> **Task to complete**
Whenever a line contains the string "label", copy it out of the entries.

> **Extracted data**

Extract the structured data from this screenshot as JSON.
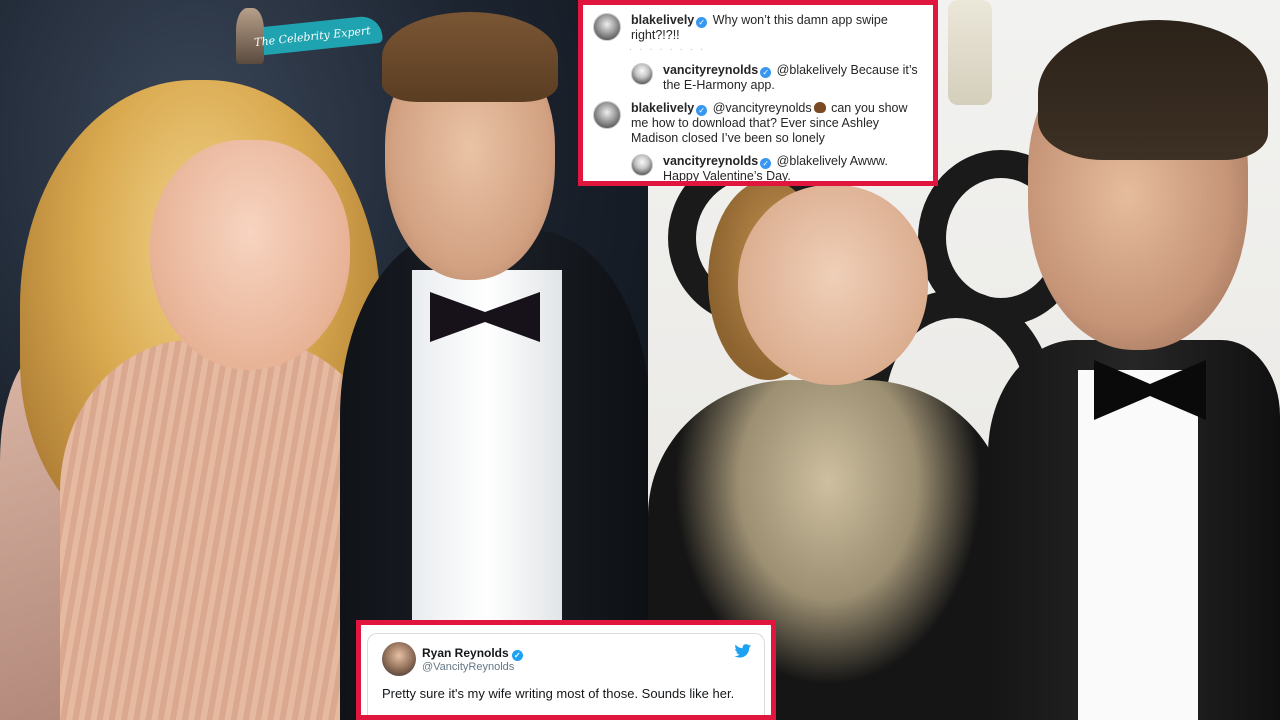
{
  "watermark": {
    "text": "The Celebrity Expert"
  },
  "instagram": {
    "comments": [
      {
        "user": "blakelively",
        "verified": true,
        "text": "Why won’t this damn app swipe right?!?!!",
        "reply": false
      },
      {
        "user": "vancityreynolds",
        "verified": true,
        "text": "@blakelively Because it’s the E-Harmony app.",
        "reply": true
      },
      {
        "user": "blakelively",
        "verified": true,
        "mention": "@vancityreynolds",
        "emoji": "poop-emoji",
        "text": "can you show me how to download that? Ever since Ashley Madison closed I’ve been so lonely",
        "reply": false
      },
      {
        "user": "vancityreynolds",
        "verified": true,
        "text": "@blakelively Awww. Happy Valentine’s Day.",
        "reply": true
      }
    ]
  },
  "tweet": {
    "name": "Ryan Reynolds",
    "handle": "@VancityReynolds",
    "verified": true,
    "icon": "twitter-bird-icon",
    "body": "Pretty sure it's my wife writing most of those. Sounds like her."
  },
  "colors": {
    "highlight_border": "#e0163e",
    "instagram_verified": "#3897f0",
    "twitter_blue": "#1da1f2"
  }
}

---

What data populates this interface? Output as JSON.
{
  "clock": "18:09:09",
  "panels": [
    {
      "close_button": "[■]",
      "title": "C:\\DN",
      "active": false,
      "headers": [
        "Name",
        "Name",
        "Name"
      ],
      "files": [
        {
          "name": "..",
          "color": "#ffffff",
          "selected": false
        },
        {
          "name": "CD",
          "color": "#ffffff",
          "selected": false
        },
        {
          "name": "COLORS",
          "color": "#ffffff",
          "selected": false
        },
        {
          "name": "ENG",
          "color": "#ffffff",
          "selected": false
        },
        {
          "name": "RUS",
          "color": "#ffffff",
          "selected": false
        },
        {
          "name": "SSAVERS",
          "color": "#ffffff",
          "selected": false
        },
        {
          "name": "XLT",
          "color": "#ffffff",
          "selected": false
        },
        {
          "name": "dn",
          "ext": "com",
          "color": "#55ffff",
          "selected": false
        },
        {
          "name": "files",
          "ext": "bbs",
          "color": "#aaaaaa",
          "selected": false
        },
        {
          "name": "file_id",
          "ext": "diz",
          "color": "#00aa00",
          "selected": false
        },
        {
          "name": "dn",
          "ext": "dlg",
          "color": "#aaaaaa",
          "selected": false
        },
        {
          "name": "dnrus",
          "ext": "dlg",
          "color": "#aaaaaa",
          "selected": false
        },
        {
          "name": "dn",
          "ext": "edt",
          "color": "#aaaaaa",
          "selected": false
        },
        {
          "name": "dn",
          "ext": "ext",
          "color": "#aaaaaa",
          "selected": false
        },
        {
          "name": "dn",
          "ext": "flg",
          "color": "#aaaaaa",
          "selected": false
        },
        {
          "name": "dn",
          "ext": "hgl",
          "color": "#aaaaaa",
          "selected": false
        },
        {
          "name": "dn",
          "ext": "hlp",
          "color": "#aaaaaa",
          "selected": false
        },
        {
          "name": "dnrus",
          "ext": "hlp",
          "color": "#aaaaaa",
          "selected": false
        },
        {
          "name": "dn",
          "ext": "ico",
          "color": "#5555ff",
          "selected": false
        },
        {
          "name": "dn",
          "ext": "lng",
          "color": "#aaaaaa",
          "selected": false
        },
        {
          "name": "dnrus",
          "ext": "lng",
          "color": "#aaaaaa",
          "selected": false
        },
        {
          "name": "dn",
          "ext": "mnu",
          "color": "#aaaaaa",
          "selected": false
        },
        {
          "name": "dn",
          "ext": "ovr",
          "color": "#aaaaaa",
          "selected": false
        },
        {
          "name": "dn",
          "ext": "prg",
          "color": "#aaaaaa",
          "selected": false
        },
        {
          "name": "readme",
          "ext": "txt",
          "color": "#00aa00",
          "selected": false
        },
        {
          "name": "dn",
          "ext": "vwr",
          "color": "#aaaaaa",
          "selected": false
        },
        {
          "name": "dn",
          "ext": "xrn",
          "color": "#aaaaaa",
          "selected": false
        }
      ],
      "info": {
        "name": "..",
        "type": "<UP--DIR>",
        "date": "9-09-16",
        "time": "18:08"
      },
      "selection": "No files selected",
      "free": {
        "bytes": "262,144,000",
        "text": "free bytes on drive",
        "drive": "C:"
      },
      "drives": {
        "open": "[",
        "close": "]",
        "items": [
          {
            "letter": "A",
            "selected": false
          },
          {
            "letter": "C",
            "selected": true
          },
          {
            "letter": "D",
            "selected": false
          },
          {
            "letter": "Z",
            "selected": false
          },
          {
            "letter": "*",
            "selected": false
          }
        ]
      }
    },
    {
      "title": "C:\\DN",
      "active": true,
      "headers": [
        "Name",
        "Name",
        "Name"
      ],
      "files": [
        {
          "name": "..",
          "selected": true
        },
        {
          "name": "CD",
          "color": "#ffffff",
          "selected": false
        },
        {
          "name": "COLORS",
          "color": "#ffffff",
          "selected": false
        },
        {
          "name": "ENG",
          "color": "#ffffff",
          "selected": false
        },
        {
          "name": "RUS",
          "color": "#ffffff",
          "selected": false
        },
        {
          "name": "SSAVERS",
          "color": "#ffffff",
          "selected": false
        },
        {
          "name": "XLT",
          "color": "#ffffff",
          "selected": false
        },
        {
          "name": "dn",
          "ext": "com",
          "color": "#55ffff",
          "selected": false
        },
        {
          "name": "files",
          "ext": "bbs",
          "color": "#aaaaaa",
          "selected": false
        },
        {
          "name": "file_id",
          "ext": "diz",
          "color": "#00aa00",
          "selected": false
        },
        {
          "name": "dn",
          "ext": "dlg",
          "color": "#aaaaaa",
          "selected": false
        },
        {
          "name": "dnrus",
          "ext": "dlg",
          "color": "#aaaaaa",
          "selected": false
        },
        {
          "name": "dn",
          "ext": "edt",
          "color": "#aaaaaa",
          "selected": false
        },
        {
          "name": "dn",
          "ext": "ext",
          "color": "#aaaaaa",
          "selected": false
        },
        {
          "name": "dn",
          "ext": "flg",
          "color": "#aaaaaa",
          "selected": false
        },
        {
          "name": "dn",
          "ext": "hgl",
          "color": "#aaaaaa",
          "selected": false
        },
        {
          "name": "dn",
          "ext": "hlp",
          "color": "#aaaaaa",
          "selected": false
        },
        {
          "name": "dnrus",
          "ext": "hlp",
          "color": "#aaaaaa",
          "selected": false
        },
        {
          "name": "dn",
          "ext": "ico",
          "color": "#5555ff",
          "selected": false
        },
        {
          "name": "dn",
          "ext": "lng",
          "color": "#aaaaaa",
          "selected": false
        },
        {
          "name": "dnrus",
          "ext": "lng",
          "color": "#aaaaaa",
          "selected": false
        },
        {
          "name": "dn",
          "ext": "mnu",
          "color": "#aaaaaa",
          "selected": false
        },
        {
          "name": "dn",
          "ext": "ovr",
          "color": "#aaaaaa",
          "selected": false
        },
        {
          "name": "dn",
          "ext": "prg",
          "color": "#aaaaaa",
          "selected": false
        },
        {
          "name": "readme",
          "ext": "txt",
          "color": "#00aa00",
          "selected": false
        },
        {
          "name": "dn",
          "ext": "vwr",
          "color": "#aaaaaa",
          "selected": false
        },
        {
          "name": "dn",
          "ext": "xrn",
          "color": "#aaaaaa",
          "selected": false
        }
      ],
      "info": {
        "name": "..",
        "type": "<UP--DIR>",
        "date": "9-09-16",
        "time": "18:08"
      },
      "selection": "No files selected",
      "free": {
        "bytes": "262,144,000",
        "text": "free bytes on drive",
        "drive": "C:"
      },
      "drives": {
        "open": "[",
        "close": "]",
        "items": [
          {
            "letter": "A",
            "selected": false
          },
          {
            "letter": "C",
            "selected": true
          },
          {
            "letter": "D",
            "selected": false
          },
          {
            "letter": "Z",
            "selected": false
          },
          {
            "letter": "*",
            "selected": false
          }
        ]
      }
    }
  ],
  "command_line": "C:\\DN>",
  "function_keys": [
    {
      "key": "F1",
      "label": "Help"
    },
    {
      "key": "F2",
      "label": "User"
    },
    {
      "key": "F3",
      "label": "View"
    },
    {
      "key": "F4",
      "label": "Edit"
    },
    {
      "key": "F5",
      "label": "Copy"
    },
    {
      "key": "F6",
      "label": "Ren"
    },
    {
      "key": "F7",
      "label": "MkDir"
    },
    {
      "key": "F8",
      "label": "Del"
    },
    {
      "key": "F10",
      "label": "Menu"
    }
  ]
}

> **Full solution**
      "label": "Help"
      "label": "User"
      "label": "View"
      "label": "Edit"
      "label": "Copy"
      "label": "Ren"
      "label": "MkDir"
      "label": "Del"
      "label": "Menu"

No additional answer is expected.